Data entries

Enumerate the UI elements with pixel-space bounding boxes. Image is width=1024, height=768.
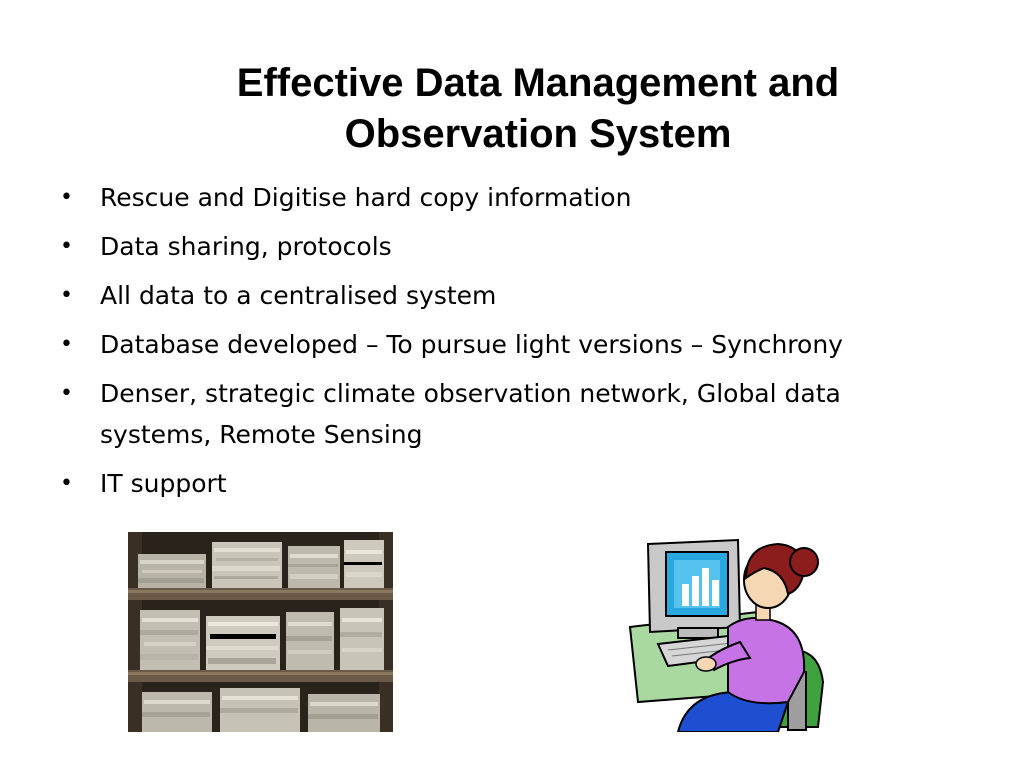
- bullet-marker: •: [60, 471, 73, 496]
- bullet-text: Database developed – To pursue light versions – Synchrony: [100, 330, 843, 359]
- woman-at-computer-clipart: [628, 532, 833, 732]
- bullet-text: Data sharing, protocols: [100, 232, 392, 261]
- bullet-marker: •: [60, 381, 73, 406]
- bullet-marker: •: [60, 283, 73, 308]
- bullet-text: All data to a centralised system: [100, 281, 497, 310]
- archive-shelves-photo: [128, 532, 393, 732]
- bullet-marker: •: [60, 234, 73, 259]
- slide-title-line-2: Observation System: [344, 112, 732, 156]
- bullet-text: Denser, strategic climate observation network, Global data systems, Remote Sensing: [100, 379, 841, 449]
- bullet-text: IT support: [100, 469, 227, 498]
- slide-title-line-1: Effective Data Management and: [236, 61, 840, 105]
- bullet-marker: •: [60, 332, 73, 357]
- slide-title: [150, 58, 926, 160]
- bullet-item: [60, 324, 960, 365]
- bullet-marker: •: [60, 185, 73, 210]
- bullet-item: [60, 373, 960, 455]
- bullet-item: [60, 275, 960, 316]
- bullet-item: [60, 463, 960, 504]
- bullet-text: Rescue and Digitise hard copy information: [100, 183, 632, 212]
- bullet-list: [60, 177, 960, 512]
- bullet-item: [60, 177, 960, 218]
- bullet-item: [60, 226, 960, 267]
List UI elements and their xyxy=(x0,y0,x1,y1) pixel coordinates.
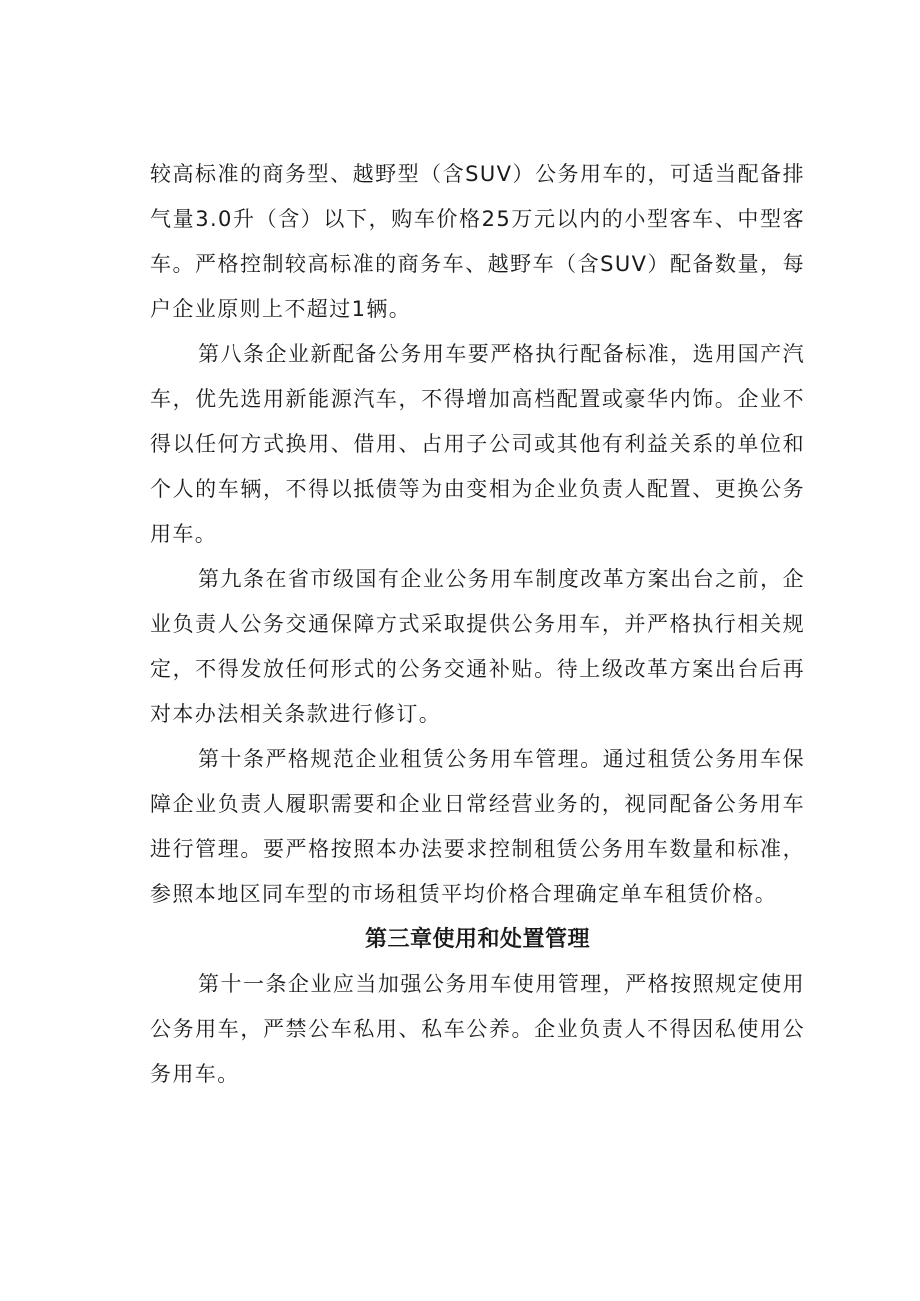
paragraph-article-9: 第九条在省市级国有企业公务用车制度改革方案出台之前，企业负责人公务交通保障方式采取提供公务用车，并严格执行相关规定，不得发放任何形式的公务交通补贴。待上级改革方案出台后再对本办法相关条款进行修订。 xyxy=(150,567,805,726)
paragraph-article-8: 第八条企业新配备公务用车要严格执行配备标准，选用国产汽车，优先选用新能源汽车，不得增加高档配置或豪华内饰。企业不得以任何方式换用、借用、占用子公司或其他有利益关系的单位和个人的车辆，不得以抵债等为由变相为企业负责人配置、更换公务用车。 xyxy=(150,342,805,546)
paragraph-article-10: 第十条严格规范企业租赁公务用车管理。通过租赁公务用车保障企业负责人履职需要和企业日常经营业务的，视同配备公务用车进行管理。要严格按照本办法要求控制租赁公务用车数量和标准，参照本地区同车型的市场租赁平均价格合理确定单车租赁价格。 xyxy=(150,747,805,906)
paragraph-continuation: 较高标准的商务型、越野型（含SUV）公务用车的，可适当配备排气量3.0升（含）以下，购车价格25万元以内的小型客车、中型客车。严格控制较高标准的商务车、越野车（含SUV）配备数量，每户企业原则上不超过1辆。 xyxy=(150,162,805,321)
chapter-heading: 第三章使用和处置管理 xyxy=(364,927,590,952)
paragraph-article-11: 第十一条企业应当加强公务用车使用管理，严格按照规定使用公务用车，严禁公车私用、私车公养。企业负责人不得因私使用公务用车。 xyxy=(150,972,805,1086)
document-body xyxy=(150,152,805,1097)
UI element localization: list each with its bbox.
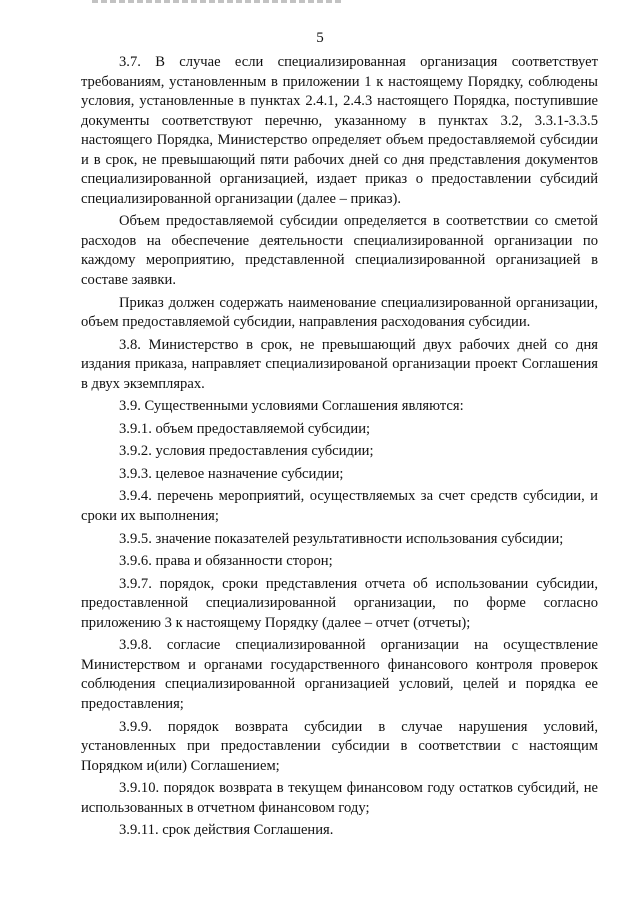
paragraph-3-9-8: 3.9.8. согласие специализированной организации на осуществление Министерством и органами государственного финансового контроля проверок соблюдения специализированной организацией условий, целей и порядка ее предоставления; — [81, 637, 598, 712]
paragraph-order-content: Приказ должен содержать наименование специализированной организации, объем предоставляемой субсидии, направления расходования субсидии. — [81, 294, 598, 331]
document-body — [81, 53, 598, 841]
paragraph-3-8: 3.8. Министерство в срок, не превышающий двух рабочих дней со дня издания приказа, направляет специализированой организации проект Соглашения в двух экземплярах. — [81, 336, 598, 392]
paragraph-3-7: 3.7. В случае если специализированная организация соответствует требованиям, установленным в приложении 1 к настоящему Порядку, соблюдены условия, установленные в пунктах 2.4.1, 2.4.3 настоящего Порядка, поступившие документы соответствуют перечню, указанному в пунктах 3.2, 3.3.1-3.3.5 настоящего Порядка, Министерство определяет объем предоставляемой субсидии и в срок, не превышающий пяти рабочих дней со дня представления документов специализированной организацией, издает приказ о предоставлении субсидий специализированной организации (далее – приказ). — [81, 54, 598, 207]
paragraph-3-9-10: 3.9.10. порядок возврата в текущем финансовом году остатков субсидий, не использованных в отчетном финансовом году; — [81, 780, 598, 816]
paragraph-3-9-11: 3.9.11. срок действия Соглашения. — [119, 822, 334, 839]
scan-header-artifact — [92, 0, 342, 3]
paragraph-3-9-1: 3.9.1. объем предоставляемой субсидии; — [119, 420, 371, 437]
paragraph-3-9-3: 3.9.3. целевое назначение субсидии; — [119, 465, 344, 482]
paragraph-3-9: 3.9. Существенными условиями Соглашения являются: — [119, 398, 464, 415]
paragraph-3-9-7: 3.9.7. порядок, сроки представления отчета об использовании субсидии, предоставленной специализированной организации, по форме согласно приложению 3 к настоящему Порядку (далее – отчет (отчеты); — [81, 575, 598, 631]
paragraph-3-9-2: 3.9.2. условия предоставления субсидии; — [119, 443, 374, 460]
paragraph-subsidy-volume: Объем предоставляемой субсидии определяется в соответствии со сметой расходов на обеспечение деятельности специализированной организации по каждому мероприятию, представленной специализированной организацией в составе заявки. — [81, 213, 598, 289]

**Job**
Reproduce all of the data above, replacing every "bullet-marker" with "list-marker" and keeping everything else the same. Leave the pictures out of your answer.

**Exercise response**
Enumerate the UI elements with pixel-space bounding boxes. Image is width=1024, height=768.
- list-marker: •: [60, 471, 73, 496]
- bullet-text: Database developed – To pursue light versions – Synchrony: [100, 330, 843, 359]
- woman-at-computer-clipart: [628, 532, 833, 732]
- bullet-text: Data sharing, protocols: [100, 232, 392, 261]
- list-marker: •: [60, 381, 73, 406]
- list-marker: •: [60, 283, 73, 308]
- bullet-text: All data to a centralised system: [100, 281, 497, 310]
- archive-shelves-photo: [128, 532, 393, 732]
- list-marker: •: [60, 234, 73, 259]
- slide-title-line-2: Observation System: [344, 112, 732, 156]
- bullet-text: Denser, strategic climate observation network, Global data systems, Remote Sensing: [100, 379, 841, 449]
- bullet-text: IT support: [100, 469, 227, 498]
- slide-title-line-1: Effective Data Management and: [236, 61, 840, 105]
- list-marker: •: [60, 332, 73, 357]
- slide-title: [150, 58, 926, 160]
- bullet-item: [60, 324, 960, 365]
- list-marker: •: [60, 185, 73, 210]
- bullet-item: [60, 373, 960, 455]
- bullet-item: [60, 275, 960, 316]
- bullet-item: [60, 463, 960, 504]
- bullet-text: Rescue and Digitise hard copy information: [100, 183, 632, 212]
- bullet-list: [60, 177, 960, 512]
- bullet-item: [60, 177, 960, 218]
- bullet-item: [60, 226, 960, 267]
List UI elements and their xyxy=(x0,y0,x1,y1) pixel coordinates.
paragraph-article-9: 第九条在省市级国有企业公务用车制度改革方案出台之前，企业负责人公务交通保障方式采取提供公务用车，并严格执行相关规定，不得发放任何形式的公务交通补贴。待上级改革方案出台后再对本办法相关条款进行修订。 xyxy=(150,567,805,726)
paragraph-article-8: 第八条企业新配备公务用车要严格执行配备标准，选用国产汽车，优先选用新能源汽车，不得增加高档配置或豪华内饰。企业不得以任何方式换用、借用、占用子公司或其他有利益关系的单位和个人的车辆，不得以抵债等为由变相为企业负责人配置、更换公务用车。 xyxy=(150,342,805,546)
paragraph-article-10: 第十条严格规范企业租赁公务用车管理。通过租赁公务用车保障企业负责人履职需要和企业日常经营业务的，视同配备公务用车进行管理。要严格按照本办法要求控制租赁公务用车数量和标准，参照本地区同车型的市场租赁平均价格合理确定单车租赁价格。 xyxy=(150,747,805,906)
paragraph-continuation: 较高标准的商务型、越野型（含SUV）公务用车的，可适当配备排气量3.0升（含）以下，购车价格25万元以内的小型客车、中型客车。严格控制较高标准的商务车、越野车（含SUV）配备数量，每户企业原则上不超过1辆。 xyxy=(150,162,805,321)
chapter-heading: 第三章使用和处置管理 xyxy=(364,927,590,952)
paragraph-article-11: 第十一条企业应当加强公务用车使用管理，严格按照规定使用公务用车，严禁公车私用、私车公养。企业负责人不得因私使用公务用车。 xyxy=(150,972,805,1086)
document-body xyxy=(150,152,805,1097)
UI element localization: list each with its bbox.
paragraph-3-9-8: 3.9.8. согласие специализированной организации на осуществление Министерством и органами государственного финансового контроля проверок соблюдения специализированной организацией условий, целей и порядка ее предоставления; — [81, 637, 598, 712]
paragraph-order-content: Приказ должен содержать наименование специализированной организации, объем предоставляемой субсидии, направления расходования субсидии. — [81, 294, 598, 331]
document-body — [81, 53, 598, 841]
paragraph-3-8: 3.8. Министерство в срок, не превышающий двух рабочих дней со дня издания приказа, направляет специализированой организации проект Соглашения в двух экземплярах. — [81, 336, 598, 392]
paragraph-3-7: 3.7. В случае если специализированная организация соответствует требованиям, установленным в приложении 1 к настоящему Порядку, соблюдены условия, установленные в пунктах 2.4.1, 2.4.3 настоящего Порядка, поступившие документы соответствуют перечню, указанному в пунктах 3.2, 3.3.1-3.3.5 настоящего Порядка, Министерство определяет объем предоставляемой субсидии и в срок, не превышающий пяти рабочих дней со дня представления документов специализированной организацией, издает приказ о предоставлении субсидий специализированной организации (далее – приказ). — [81, 54, 598, 207]
paragraph-3-9-10: 3.9.10. порядок возврата в текущем финансовом году остатков субсидий, не использованных в отчетном финансовом году; — [81, 780, 598, 816]
paragraph-3-9-11: 3.9.11. срок действия Соглашения. — [119, 822, 334, 839]
scan-header-artifact — [92, 0, 342, 3]
paragraph-3-9-1: 3.9.1. объем предоставляемой субсидии; — [119, 420, 371, 437]
paragraph-3-9-3: 3.9.3. целевое назначение субсидии; — [119, 465, 344, 482]
paragraph-3-9: 3.9. Существенными условиями Соглашения являются: — [119, 398, 464, 415]
paragraph-3-9-7: 3.9.7. порядок, сроки представления отчета об использовании субсидии, предоставленной специализированной организации, по форме согласно приложению 3 к настоящему Порядку (далее – отчет (отчеты); — [81, 575, 598, 631]
paragraph-3-9-2: 3.9.2. условия предоставления субсидии; — [119, 443, 374, 460]
paragraph-subsidy-volume: Объем предоставляемой субсидии определяется в соответствии со сметой расходов на обеспечение деятельности специализированной организации по каждому мероприятию, представленной специализированной организацией в составе заявки. — [81, 213, 598, 289]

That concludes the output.